• **Written exercise**
Wherever a line holds the word "água", copy that line out.

Stored records:

::::::::

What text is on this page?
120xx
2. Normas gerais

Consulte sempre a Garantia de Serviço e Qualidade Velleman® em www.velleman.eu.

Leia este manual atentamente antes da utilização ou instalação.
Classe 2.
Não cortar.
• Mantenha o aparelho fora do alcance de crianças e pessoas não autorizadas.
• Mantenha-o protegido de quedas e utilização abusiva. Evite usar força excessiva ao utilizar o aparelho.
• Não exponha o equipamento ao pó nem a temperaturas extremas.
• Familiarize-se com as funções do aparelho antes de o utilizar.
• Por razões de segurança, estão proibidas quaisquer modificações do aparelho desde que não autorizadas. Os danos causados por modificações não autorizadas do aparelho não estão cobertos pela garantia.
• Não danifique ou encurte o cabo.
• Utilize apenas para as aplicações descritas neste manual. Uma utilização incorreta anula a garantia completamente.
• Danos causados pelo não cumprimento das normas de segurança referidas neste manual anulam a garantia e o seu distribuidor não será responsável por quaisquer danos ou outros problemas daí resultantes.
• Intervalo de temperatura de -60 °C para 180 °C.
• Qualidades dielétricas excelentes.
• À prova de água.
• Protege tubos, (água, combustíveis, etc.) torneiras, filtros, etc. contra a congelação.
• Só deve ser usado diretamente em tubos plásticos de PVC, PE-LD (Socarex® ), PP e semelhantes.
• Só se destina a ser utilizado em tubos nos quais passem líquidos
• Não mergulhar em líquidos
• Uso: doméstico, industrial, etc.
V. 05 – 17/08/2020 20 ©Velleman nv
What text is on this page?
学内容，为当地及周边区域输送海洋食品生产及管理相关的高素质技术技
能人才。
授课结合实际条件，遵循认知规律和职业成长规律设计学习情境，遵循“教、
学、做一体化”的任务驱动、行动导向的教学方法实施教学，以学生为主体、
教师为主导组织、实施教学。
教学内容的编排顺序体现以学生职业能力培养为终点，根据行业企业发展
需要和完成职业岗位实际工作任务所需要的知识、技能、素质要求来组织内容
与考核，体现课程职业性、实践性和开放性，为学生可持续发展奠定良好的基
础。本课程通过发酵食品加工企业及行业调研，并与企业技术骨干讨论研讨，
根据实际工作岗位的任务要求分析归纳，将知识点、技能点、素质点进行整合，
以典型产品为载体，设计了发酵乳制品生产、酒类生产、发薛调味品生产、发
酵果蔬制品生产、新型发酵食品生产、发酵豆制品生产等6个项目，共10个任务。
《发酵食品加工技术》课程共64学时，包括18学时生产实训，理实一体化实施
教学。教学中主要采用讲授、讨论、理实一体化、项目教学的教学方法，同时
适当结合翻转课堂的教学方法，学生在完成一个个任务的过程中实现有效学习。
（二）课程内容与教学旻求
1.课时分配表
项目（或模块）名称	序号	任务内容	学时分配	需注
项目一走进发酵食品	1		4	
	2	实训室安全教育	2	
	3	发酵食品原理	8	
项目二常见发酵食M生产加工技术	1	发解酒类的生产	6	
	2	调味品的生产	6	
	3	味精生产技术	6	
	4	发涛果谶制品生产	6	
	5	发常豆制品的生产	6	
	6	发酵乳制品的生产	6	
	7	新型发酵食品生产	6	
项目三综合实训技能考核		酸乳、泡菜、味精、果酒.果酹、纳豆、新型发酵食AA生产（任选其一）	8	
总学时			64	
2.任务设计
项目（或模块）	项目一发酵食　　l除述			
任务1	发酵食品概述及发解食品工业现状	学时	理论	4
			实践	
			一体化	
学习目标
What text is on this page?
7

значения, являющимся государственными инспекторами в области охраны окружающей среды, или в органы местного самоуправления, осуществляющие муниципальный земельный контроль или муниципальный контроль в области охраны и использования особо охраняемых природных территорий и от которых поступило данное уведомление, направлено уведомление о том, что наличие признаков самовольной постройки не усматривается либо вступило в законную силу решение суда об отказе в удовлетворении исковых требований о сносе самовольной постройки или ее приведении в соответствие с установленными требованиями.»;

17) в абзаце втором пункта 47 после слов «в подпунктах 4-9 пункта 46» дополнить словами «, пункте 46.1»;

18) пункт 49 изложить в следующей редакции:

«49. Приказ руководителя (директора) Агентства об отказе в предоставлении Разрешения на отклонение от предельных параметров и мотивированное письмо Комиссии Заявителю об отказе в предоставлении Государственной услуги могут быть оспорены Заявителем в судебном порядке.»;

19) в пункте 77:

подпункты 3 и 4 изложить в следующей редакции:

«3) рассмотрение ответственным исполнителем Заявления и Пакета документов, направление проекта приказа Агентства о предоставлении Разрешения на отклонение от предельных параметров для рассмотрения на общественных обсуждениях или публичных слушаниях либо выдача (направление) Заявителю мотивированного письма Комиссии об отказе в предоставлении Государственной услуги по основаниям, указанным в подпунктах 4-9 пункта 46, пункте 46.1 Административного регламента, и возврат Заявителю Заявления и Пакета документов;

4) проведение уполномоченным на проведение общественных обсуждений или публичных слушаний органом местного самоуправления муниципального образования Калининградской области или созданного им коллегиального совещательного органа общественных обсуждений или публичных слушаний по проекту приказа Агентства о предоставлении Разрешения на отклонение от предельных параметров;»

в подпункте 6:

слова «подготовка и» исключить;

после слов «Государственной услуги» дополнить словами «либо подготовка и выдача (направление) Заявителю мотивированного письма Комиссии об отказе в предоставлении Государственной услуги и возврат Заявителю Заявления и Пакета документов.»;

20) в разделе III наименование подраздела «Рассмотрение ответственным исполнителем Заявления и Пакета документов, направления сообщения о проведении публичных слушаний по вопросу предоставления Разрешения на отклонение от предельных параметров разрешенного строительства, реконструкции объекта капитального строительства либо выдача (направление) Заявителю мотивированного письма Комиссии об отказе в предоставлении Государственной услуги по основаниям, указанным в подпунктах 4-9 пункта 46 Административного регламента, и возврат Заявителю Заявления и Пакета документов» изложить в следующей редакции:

::::::::

• **Correct output**
• À prova de água.
• Protege tubos, (água, combustíveis, etc.) torneiras, filtros, etc. contra a congelação.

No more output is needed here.